From the entries that follow, pick out all lines holding "commerce".
+++ Dataset records
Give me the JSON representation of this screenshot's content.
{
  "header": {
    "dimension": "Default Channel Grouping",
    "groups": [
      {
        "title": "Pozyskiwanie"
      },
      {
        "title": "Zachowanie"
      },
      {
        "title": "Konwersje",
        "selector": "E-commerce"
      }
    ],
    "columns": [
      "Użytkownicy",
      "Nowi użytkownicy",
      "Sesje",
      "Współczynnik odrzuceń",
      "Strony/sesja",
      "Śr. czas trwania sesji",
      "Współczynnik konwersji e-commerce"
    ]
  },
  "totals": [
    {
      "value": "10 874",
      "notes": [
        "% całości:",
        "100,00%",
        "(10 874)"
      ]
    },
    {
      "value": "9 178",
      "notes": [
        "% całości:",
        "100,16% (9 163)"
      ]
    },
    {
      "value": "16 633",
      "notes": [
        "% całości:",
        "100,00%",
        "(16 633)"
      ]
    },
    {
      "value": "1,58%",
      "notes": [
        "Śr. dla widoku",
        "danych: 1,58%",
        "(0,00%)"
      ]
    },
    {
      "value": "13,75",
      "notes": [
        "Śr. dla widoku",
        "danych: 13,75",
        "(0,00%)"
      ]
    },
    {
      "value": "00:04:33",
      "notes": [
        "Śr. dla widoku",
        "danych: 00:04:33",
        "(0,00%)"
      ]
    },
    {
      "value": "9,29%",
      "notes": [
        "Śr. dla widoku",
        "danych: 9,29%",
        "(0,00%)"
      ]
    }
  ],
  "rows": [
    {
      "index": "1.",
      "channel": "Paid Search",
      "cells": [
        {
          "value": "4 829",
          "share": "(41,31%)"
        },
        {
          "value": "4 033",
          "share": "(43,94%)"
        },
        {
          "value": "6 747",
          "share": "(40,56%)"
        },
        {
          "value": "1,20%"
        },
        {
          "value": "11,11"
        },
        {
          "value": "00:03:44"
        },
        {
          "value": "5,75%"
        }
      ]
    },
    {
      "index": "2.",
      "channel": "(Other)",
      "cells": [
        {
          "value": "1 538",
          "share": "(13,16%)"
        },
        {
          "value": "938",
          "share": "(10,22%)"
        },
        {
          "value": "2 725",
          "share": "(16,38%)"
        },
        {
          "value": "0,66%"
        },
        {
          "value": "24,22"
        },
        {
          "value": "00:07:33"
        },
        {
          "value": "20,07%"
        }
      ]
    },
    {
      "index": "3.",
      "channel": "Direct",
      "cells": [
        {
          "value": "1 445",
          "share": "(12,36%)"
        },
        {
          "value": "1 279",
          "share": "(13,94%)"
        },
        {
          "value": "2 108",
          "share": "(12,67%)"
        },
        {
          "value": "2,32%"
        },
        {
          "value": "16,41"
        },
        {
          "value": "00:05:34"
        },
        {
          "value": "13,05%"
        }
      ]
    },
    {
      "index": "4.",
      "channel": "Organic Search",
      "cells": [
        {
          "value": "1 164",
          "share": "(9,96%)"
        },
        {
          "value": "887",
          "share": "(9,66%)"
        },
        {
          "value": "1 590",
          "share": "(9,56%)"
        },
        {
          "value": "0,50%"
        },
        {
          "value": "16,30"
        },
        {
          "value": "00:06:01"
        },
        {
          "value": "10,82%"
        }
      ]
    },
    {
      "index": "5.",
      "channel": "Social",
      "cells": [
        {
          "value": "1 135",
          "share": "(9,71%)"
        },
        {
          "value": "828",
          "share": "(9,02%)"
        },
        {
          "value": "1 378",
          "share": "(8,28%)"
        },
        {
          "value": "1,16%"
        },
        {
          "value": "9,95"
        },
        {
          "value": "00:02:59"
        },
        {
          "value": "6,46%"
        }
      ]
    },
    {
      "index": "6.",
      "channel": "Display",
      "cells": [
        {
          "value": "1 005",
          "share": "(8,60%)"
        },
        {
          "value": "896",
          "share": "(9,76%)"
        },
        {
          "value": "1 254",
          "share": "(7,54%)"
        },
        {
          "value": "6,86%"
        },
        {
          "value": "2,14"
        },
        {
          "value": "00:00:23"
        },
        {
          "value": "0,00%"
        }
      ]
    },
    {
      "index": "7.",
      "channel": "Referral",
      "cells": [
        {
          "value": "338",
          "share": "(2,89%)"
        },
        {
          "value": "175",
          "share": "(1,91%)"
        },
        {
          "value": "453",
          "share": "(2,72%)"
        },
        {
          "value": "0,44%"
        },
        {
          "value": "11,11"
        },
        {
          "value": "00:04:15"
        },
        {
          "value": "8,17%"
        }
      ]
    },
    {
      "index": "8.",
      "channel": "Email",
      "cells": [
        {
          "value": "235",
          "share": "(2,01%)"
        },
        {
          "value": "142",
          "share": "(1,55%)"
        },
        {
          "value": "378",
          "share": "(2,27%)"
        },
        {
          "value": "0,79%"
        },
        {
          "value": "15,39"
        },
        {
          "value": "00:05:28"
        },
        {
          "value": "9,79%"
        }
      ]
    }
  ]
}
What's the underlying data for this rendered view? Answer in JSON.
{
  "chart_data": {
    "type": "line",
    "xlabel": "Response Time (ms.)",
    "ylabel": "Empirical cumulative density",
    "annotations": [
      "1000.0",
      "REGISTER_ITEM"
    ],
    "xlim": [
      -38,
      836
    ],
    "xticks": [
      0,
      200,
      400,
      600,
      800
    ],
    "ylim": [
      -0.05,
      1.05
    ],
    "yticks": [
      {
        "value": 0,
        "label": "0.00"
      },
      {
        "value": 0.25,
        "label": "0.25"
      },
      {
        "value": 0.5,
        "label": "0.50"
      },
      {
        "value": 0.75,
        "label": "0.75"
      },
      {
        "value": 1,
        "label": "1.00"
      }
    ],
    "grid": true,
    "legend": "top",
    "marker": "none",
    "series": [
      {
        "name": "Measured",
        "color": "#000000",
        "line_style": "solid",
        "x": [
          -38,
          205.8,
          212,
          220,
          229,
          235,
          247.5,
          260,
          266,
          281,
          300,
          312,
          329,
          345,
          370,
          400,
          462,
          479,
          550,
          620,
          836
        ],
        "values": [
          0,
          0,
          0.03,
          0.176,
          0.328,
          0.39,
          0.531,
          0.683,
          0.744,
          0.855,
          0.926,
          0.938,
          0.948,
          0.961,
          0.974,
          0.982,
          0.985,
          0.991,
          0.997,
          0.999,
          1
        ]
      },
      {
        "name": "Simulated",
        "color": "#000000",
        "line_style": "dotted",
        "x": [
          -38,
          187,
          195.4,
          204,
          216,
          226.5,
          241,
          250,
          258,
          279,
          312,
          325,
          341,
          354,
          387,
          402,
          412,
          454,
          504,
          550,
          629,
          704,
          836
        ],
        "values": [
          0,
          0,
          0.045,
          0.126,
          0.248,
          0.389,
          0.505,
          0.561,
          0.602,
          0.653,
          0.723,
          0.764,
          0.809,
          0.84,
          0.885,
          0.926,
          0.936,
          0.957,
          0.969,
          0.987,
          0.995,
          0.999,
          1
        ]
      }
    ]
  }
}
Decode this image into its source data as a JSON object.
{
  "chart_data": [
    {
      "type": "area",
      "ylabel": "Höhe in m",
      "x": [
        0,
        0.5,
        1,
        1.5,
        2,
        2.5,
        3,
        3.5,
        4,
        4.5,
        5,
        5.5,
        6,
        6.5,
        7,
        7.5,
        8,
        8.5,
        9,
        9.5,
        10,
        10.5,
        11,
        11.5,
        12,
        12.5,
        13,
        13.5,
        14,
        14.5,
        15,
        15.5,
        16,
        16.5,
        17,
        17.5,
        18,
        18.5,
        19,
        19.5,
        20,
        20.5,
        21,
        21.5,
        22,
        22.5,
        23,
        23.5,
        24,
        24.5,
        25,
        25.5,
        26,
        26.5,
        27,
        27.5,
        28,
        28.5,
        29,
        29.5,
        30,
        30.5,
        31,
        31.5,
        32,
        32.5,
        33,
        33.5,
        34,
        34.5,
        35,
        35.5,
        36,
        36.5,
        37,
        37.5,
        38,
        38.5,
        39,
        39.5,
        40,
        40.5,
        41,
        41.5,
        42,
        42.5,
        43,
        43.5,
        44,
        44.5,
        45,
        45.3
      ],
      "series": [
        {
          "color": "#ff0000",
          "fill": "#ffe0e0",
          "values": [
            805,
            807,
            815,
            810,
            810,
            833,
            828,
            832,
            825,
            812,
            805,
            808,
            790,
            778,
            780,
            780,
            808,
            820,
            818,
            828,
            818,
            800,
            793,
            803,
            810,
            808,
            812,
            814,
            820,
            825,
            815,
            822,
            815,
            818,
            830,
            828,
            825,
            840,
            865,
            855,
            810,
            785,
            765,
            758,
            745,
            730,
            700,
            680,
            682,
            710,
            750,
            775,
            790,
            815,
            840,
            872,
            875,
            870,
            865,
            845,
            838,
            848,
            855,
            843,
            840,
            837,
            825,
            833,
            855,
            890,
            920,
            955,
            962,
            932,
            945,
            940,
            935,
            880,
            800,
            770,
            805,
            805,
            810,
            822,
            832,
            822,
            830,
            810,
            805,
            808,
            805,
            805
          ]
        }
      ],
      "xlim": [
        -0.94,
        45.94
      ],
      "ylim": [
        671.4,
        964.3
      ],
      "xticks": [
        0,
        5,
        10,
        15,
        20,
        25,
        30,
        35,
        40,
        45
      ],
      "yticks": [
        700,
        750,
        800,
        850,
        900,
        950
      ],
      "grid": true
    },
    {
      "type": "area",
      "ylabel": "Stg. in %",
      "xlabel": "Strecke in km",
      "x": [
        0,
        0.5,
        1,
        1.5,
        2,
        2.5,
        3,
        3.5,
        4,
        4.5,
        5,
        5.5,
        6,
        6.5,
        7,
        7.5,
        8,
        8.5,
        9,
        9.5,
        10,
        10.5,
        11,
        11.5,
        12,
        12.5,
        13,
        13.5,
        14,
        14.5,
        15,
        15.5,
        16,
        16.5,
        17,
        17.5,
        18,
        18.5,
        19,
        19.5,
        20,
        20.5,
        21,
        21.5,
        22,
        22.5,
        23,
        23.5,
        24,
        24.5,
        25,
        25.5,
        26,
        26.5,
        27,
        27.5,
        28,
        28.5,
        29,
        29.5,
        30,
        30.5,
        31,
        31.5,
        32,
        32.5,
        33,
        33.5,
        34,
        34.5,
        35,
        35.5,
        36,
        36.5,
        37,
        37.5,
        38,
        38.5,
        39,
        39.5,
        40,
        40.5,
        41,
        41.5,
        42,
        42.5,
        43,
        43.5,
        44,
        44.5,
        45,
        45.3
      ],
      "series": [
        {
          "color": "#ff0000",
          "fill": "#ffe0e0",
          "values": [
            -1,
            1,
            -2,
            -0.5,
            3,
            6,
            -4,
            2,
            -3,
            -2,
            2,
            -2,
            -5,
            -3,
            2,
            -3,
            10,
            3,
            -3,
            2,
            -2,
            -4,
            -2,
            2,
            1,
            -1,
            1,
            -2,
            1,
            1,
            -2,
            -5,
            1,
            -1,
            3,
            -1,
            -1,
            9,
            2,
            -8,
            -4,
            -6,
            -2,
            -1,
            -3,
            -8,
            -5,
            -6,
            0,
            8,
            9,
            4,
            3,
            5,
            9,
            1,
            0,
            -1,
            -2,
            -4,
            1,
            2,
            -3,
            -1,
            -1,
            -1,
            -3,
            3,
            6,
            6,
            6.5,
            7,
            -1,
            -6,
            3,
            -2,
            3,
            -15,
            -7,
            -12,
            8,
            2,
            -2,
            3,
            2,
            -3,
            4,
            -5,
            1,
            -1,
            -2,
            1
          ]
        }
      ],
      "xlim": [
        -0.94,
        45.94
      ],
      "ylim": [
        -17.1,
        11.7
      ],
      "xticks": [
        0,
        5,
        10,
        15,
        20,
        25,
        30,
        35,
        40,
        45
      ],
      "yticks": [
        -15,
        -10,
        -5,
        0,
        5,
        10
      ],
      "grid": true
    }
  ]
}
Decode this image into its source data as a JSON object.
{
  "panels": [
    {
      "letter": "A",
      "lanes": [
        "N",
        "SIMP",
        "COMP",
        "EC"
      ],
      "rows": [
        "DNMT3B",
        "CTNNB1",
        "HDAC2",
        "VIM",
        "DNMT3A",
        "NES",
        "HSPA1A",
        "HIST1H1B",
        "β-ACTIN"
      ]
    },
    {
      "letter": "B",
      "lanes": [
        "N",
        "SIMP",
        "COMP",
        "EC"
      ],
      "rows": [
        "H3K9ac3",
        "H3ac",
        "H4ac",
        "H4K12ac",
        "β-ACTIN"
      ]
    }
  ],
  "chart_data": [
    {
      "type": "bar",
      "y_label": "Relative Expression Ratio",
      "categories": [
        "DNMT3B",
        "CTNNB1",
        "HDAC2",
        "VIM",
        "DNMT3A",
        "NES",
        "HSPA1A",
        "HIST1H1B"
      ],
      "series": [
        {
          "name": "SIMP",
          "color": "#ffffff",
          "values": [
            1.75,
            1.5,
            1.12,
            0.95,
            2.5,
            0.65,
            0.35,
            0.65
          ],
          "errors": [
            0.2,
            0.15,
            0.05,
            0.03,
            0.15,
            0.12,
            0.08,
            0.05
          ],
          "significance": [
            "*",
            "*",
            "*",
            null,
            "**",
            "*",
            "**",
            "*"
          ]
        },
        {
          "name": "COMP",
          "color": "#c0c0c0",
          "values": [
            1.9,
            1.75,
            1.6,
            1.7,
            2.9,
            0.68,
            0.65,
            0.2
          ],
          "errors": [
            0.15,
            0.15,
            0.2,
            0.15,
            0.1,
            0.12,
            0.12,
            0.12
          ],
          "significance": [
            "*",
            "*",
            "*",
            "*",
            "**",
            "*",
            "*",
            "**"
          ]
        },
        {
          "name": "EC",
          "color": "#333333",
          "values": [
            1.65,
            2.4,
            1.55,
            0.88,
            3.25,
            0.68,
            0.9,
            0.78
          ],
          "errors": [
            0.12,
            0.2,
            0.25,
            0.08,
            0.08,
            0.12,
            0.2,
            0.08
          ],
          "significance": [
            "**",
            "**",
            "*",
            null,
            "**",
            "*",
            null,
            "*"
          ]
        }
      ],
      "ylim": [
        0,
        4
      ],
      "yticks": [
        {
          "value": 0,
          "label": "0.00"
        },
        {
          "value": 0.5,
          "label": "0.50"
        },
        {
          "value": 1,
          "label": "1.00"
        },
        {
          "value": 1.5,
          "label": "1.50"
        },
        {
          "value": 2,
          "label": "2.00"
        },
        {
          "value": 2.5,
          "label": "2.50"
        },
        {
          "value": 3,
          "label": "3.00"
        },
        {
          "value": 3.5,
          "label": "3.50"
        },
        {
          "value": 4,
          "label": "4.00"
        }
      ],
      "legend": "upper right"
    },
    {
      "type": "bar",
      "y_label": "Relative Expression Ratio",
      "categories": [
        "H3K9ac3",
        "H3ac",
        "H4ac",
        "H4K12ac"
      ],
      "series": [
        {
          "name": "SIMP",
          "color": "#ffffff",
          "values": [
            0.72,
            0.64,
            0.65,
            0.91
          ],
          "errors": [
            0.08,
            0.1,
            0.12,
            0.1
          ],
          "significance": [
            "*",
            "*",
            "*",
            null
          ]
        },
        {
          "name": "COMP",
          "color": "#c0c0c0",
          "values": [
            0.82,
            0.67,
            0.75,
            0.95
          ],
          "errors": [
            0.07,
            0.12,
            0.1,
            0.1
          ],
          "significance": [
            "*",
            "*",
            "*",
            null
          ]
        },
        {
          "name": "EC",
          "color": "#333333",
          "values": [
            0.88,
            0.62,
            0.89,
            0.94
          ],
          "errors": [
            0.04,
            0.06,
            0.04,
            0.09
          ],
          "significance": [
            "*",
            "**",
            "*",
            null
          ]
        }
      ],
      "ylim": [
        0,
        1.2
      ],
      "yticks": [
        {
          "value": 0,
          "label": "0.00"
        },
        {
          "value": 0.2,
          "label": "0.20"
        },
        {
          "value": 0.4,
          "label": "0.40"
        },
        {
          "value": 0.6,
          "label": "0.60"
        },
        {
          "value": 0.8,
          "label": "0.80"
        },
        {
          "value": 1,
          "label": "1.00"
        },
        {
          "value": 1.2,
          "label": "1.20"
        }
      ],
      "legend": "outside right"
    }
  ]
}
++++++
◆ **Expected answer**
        "selector": "E-commerce"
      "Współczynnik konwersji e-commerce"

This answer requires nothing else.